[Annotated element listings]
## start
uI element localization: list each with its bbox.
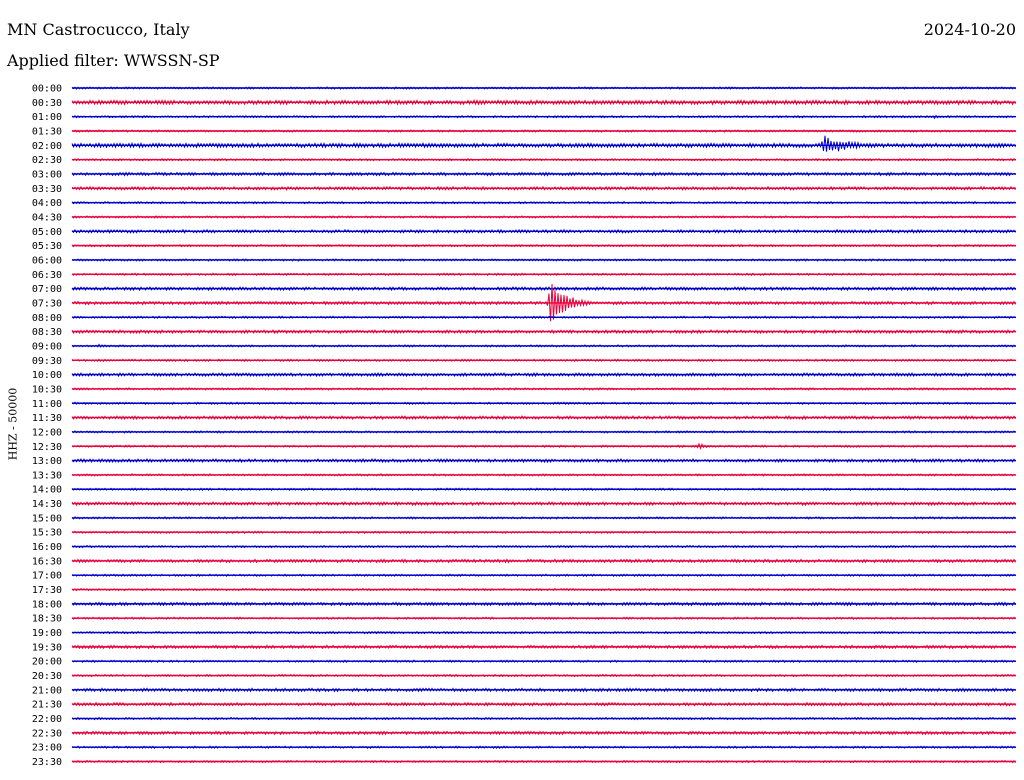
- row-time-label: 07:00: [32, 284, 62, 295]
- row-time-label: 04:00: [32, 198, 62, 209]
- row-time-label: 02:30: [32, 155, 62, 166]
- row-time-label: 00:00: [32, 84, 62, 95]
- row-time-label: 07:30: [32, 298, 62, 309]
- row-time-label: 19:30: [32, 642, 62, 653]
- row-time-label: 05:30: [32, 241, 62, 252]
- row-time-label: 08:00: [32, 313, 62, 324]
- row-time-label: 14:30: [32, 499, 62, 510]
- row-time-label: 03:30: [32, 184, 62, 195]
- row-time-label: 09:30: [32, 356, 62, 367]
- row-time-label: 23:30: [32, 757, 62, 768]
- row-time-label: 11:00: [32, 399, 62, 410]
- row-time-label: 01:00: [32, 112, 62, 123]
- row-time-label: 22:30: [32, 728, 62, 739]
- row-time-label: 08:30: [32, 327, 62, 338]
- row-time-label: 23:00: [32, 743, 62, 754]
- row-time-label: 10:00: [32, 370, 62, 381]
- row-time-label: 02:00: [32, 141, 62, 152]
- row-time-label: 06:30: [32, 270, 62, 281]
- row-time-label: 01:30: [32, 126, 62, 137]
- row-time-label: 03:00: [32, 169, 62, 180]
- row-time-label: 09:00: [32, 341, 62, 352]
- row-time-label: 00:30: [32, 98, 62, 109]
- row-time-label: 13:30: [32, 470, 62, 481]
- row-time-label: 20:00: [32, 657, 62, 668]
- row-time-label: 14:00: [32, 485, 62, 496]
- row-time-label: 11:30: [32, 413, 62, 424]
- row-time-label: 22:00: [32, 714, 62, 725]
- row-time-label: 04:30: [32, 212, 62, 223]
- row-time-label: 16:00: [32, 542, 62, 553]
- row-time-label: 18:30: [32, 614, 62, 625]
- row-time-label: 15:30: [32, 528, 62, 539]
- row-time-label: 12:30: [32, 442, 62, 453]
- row-time-label: 19:00: [32, 628, 62, 639]
- helicorder-plot: 00:00 00:30 01:00 01:30 02:00 02:30 03:00 03:30…: [32, 84, 1016, 768]
- row-time-label: 05:00: [32, 227, 62, 238]
- row-time-label: 18:00: [32, 599, 62, 610]
- trace-row: [71, 135, 1016, 152]
- row-time-label: 21:30: [32, 700, 62, 711]
- row-time-label: 06:00: [32, 255, 62, 266]
- row-time-label: 17:00: [32, 571, 62, 582]
- row-time-label: 10:30: [32, 384, 62, 395]
- row-time-label: 17:30: [32, 585, 62, 596]
- row-time-label: 21:00: [32, 685, 62, 696]
- row-time-label: 20:30: [32, 671, 62, 682]
- row-time-label: 13:00: [32, 456, 62, 467]
- row-time-label: 15:00: [32, 513, 62, 524]
- row-time-label: 16:30: [32, 556, 62, 567]
- row-time-label: 12:00: [32, 427, 62, 438]
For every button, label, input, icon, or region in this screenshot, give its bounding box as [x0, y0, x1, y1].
## end
> **Stated goal**: Please format every line of the records above as a numbered list, omitting blank lines and leaving the pictures out of your answer.

> **Result of the task**:
1. uI element localization: list each with its bbox.
2. - row-time-label: 07:00: [32, 284, 62, 295]
3. - row-time-label: 04:00: [32, 198, 62, 209]
4. - row-time-label: 02:30: [32, 155, 62, 166]
5. - row-time-label: 00:00: [32, 84, 62, 95]
6. - row-time-label: 07:30: [32, 298, 62, 309]
7. - row-time-label: 19:30: [32, 642, 62, 653]
8. - row-time-label: 05:30: [32, 241, 62, 252]
9. - row-time-label: 08:00: [32, 313, 62, 324]
10. - row-time-label: 14:30: [32, 499, 62, 510]
11. - row-time-label: 03:30: [32, 184, 62, 195]
12. - row-time-label: 09:30: [32, 356, 62, 367]
13. - row-time-label: 23:30: [32, 757, 62, 768]
14. - row-time-label: 11:00: [32, 399, 62, 410]
15. - row-time-label: 01:00: [32, 112, 62, 123]
16. - row-time-label: 22:30: [32, 728, 62, 739]
17. - row-time-label: 08:30: [32, 327, 62, 338]
18. - row-time-label: 23:00: [32, 743, 62, 754]
19. - row-time-label: 10:00: [32, 370, 62, 381]
20. - row-time-label: 02:00: [32, 141, 62, 152]
21. - row-time-label: 06:30: [32, 270, 62, 281]
22. - row-time-label: 01:30: [32, 126, 62, 137]
23. - row-time-label: 03:00: [32, 169, 62, 180]
24. - row-time-label: 09:00: [32, 341, 62, 352]
25. - row-time-label: 00:30: [32, 98, 62, 109]
26. - row-time-label: 13:30: [32, 470, 62, 481]
27. - row-time-label: 20:00: [32, 657, 62, 668]
28. - row-time-label: 14:00: [32, 485, 62, 496]
29. - row-time-label: 11:30: [32, 413, 62, 424]
30. - row-time-label: 22:00: [32, 714, 62, 725]
31. - row-time-label: 04:30: [32, 212, 62, 223]
32. - row-time-label: 16:00: [32, 542, 62, 553]
33. - row-time-label: 18:30: [32, 614, 62, 625]
34. - row-time-label: 15:30: [32, 528, 62, 539]
35. - row-time-label: 12:30: [32, 442, 62, 453]
36. - row-time-label: 19:00: [32, 628, 62, 639]
37. - helicorder-plot: 00:00 00:30 01:00 01:30 02:00 02:30 03:00 03:30…: [32, 84, 1016, 768]
38. - row-time-label: 05:00: [32, 227, 62, 238]
39. - row-time-label: 18:00: [32, 599, 62, 610]
40. - trace-row: [71, 135, 1016, 152]
41. - row-time-label: 21:30: [32, 700, 62, 711]
42. - row-time-label: 06:00: [32, 255, 62, 266]
43. - row-time-label: 17:00: [32, 571, 62, 582]
44. - row-time-label: 10:30: [32, 384, 62, 395]
45. - row-time-label: 17:30: [32, 585, 62, 596]
46. - row-time-label: 21:00: [32, 685, 62, 696]
47. - row-time-label: 20:30: [32, 671, 62, 682]
48. - row-time-label: 13:00: [32, 456, 62, 467]
49. - row-time-label: 15:00: [32, 513, 62, 524]
50. - row-time-label: 16:30: [32, 556, 62, 567]
51. - row-time-label: 12:00: [32, 427, 62, 438]
52. For every button, label, input, icon, or region in this screenshot, give its bounding box as [x0, y0, x1, y1].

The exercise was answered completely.